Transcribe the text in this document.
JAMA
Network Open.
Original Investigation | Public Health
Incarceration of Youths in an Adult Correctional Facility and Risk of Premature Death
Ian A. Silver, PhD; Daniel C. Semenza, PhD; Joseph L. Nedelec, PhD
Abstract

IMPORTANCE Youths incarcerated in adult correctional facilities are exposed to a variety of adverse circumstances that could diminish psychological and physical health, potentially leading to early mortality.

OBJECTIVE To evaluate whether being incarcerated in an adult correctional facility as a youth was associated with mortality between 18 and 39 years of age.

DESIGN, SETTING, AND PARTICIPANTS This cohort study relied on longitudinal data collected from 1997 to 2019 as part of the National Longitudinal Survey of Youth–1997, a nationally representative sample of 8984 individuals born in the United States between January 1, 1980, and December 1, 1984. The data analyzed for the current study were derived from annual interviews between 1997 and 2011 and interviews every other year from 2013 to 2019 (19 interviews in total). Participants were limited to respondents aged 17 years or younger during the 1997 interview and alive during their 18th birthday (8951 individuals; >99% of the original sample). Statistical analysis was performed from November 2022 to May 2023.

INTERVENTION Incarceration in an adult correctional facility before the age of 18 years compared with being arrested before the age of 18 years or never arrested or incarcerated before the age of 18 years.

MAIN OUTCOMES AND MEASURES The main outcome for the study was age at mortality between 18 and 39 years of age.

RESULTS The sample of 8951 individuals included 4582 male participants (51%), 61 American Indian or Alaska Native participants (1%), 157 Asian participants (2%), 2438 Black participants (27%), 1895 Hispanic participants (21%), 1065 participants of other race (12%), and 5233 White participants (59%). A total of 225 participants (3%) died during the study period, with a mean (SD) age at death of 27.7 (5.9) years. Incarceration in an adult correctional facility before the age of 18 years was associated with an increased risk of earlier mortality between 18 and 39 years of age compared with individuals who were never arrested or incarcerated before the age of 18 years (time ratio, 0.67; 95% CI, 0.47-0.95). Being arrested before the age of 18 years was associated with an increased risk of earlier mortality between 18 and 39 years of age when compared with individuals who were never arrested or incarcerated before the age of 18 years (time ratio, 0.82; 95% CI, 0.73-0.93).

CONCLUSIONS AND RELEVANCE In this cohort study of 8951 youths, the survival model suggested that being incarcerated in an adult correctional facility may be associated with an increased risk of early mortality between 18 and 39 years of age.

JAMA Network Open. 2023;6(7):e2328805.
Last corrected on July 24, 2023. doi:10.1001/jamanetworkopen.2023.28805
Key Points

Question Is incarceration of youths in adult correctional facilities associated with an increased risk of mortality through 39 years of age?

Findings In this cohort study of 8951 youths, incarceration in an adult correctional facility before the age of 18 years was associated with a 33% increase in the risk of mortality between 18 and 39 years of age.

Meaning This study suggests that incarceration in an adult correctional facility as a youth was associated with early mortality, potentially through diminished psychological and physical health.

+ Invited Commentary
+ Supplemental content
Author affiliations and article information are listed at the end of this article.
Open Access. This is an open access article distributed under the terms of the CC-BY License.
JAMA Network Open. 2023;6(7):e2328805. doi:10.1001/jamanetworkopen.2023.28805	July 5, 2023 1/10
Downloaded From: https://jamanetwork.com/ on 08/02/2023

___

Your objective: Write out every line from the records above, word for word.

Solution for this problem:
Transcribe the text in this document.
JAMA
Network Open.
Original Investigation | Public Health
Incarceration of Youths in an Adult Correctional Facility and Risk of Premature Death
Ian A. Silver, PhD; Daniel C. Semenza, PhD; Joseph L. Nedelec, PhD
Abstract

IMPORTANCE Youths incarcerated in adult correctional facilities are exposed to a variety of adverse circumstances that could diminish psychological and physical health, potentially leading to early mortality.

OBJECTIVE To evaluate whether being incarcerated in an adult correctional facility as a youth was associated with mortality between 18 and 39 years of age.

DESIGN, SETTING, AND PARTICIPANTS This cohort study relied on longitudinal data collected from 1997 to 2019 as part of the National Longitudinal Survey of Youth–1997, a nationally representative sample of 8984 individuals born in the United States between January 1, 1980, and December 1, 1984. The data analyzed for the current study were derived from annual interviews between 1997 and 2011 and interviews every other year from 2013 to 2019 (19 interviews in total). Participants were limited to respondents aged 17 years or younger during the 1997 interview and alive during their 18th birthday (8951 individuals; >99% of the original sample). Statistical analysis was performed from November 2022 to May 2023.

INTERVENTION Incarceration in an adult correctional facility before the age of 18 years compared with being arrested before the age of 18 years or never arrested or incarcerated before the age of 18 years.

MAIN OUTCOMES AND MEASURES The main outcome for the study was age at mortality between 18 and 39 years of age.

RESULTS The sample of 8951 individuals included 4582 male participants (51%), 61 American Indian or Alaska Native participants (1%), 157 Asian participants (2%), 2438 Black participants (27%), 1895 Hispanic participants (21%), 1065 participants of other race (12%), and 5233 White participants (59%). A total of 225 participants (3%) died during the study period, with a mean (SD) age at death of 27.7 (5.9) years. Incarceration in an adult correctional facility before the age of 18 years was associated with an increased risk of earlier mortality between 18 and 39 years of age compared with individuals who were never arrested or incarcerated before the age of 18 years (time ratio, 0.67; 95% CI, 0.47-0.95). Being arrested before the age of 18 years was associated with an increased risk of earlier mortality between 18 and 39 years of age when compared with individuals who were never arrested or incarcerated before the age of 18 years (time ratio, 0.82; 95% CI, 0.73-0.93).

CONCLUSIONS AND RELEVANCE In this cohort study of 8951 youths, the survival model suggested that being incarcerated in an adult correctional facility may be associated with an increased risk of early mortality between 18 and 39 years of age.

JAMA Network Open. 2023;6(7):e2328805.
Last corrected on July 24, 2023. doi:10.1001/jamanetworkopen.2023.28805
Key Points

Question Is incarceration of youths in adult correctional facilities associated with an increased risk of mortality through 39 years of age?

Findings In this cohort study of 8951 youths, incarceration in an adult correctional facility before the age of 18 years was associated with a 33% increase in the risk of mortality between 18 and 39 years of age.

Meaning This study suggests that incarceration in an adult correctional facility as a youth was associated with early mortality, potentially through diminished psychological and physical health.

+ Invited Commentary
+ Supplemental content
Author affiliations and article information are listed at the end of this article.
Open Access. This is an open access article distributed under the terms of the CC-BY License.
JAMA Network Open. 2023;6(7):e2328805. doi:10.1001/jamanetworkopen.2023.28805	July 5, 2023 1/10
Downloaded From: https://jamanetwork.com/ on 08/02/2023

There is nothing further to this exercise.